=== Stated goal ===
Can you format each line of the records below as a JSON list of strings, with one string per line and blank lines left out?

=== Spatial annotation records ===
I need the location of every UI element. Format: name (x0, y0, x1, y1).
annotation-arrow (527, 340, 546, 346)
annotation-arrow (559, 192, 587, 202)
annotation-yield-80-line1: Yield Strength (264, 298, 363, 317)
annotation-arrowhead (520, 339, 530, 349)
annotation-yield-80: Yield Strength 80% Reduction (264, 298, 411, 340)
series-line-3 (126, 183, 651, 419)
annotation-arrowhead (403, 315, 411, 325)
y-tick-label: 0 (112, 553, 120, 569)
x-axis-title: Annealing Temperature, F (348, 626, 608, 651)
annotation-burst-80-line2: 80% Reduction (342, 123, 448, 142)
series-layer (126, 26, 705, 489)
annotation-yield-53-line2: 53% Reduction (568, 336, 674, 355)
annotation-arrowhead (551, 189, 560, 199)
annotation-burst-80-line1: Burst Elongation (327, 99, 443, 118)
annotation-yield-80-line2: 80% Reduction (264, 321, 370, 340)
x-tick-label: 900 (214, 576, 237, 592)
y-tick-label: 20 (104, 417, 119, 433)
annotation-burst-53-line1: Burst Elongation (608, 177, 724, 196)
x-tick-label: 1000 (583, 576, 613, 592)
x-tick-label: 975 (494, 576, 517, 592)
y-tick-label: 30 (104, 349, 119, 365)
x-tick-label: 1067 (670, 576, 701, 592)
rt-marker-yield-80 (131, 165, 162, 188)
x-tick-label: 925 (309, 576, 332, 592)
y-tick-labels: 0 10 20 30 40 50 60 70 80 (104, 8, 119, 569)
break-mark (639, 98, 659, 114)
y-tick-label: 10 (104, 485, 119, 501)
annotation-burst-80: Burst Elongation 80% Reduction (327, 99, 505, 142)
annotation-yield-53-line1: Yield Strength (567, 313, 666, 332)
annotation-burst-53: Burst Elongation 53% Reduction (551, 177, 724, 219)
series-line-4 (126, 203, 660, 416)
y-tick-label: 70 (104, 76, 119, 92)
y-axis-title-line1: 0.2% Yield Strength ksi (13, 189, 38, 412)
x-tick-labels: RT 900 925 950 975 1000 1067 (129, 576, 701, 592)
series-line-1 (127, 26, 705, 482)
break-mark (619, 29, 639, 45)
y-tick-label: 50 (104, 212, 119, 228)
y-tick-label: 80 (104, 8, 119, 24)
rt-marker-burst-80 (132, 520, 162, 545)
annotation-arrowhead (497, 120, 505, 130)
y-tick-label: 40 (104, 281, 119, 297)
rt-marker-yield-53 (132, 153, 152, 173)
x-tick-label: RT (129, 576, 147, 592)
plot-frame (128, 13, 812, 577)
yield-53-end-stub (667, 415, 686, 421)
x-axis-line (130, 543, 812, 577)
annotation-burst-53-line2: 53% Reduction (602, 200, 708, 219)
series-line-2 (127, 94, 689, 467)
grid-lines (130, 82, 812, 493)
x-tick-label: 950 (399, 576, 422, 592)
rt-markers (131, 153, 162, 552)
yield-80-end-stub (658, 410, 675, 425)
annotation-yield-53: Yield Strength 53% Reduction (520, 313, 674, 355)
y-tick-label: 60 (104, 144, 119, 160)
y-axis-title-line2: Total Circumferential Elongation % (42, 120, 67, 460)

=== Final result ===
[
  "I need the location of every UI element. Format: name (x0, y0, x1, y1).",
  "annotation-arrow (527, 340, 546, 346)",
  "annotation-arrow (559, 192, 587, 202)",
  "annotation-yield-80-line1: Yield Strength (264, 298, 363, 317)",
  "annotation-arrowhead (520, 339, 530, 349)",
  "annotation-yield-80: Yield Strength 80% Reduction (264, 298, 411, 340)",
  "series-line-3 (126, 183, 651, 419)",
  "annotation-arrowhead (403, 315, 411, 325)",
  "y-tick-label: 0 (112, 553, 120, 569)",
  "x-axis-title: Annealing Temperature, F (348, 626, 608, 651)",
  "annotation-burst-80-line2: 80% Reduction (342, 123, 448, 142)",
  "series-layer (126, 26, 705, 489)",
  "annotation-yield-53-line2: 53% Reduction (568, 336, 674, 355)",
  "annotation-arrowhead (551, 189, 560, 199)",
  "annotation-burst-80-line1: Burst Elongation (327, 99, 443, 118)",
  "annotation-yield-80-line2: 80% Reduction (264, 321, 370, 340)",
  "x-tick-label: 900 (214, 576, 237, 592)",
  "y-tick-label: 20 (104, 417, 119, 433)",
  "annotation-burst-53-line1: Burst Elongation (608, 177, 724, 196)",
  "x-tick-label: 1000 (583, 576, 613, 592)",
  "x-tick-label: 975 (494, 576, 517, 592)",
  "y-tick-label: 30 (104, 349, 119, 365)",
  "x-tick-label: 1067 (670, 576, 701, 592)",
  "rt-marker-yield-80 (131, 165, 162, 188)",
  "x-tick-label: 925 (309, 576, 332, 592)",
  "y-tick-labels: 0 10 20 30 40 50 60 70 80 (104, 8, 119, 569)",
  "break-mark (639, 98, 659, 114)",
  "y-tick-label: 10 (104, 485, 119, 501)",
  "annotation-burst-80: Burst Elongation 80% Reduction (327, 99, 505, 142)",
  "annotation-yield-53-line1: Yield Strength (567, 313, 666, 332)",
  "annotation-burst-53: Burst Elongation 53% Reduction (551, 177, 724, 219)",
  "series-line-4 (126, 203, 660, 416)",
  "y-tick-label: 70 (104, 76, 119, 92)",
  "y-axis-title-line1: 0.2% Yield Strength ksi (13, 189, 38, 412)",
  "x-tick-labels: RT 900 925 950 975 1000 1067 (129, 576, 701, 592)",
  "series-line-1 (127, 26, 705, 482)",
  "break-mark (619, 29, 639, 45)",
  "y-tick-label: 50 (104, 212, 119, 228)",
  "y-tick-label: 80 (104, 8, 119, 24)",
  "rt-marker-burst-80 (132, 520, 162, 545)",
  "annotation-arrowhead (497, 120, 505, 130)",
  "y-tick-label: 40 (104, 281, 119, 297)",
  "rt-marker-yield-53 (132, 153, 152, 173)",
  "x-tick-label: RT (129, 576, 147, 592)",
  "plot-frame (128, 13, 812, 577)",
  "yield-53-end-stub (667, 415, 686, 421)",
  "x-axis-line (130, 543, 812, 577)",
  "annotation-burst-53-line2: 53% Reduction (602, 200, 708, 219)",
  "series-line-2 (127, 94, 689, 467)",
  "grid-lines (130, 82, 812, 493)",
  "x-tick-label: 950 (399, 576, 422, 592)",
  "rt-markers (131, 153, 162, 552)",
  "yield-80-end-stub (658, 410, 675, 425)",
  "annotation-yield-53: Yield Strength 53% Reduction (520, 313, 674, 355)",
  "y-tick-label: 60 (104, 144, 119, 160)",
  "y-axis-title-line2: Total Circumferential Elongation % (42, 120, 67, 460)"
]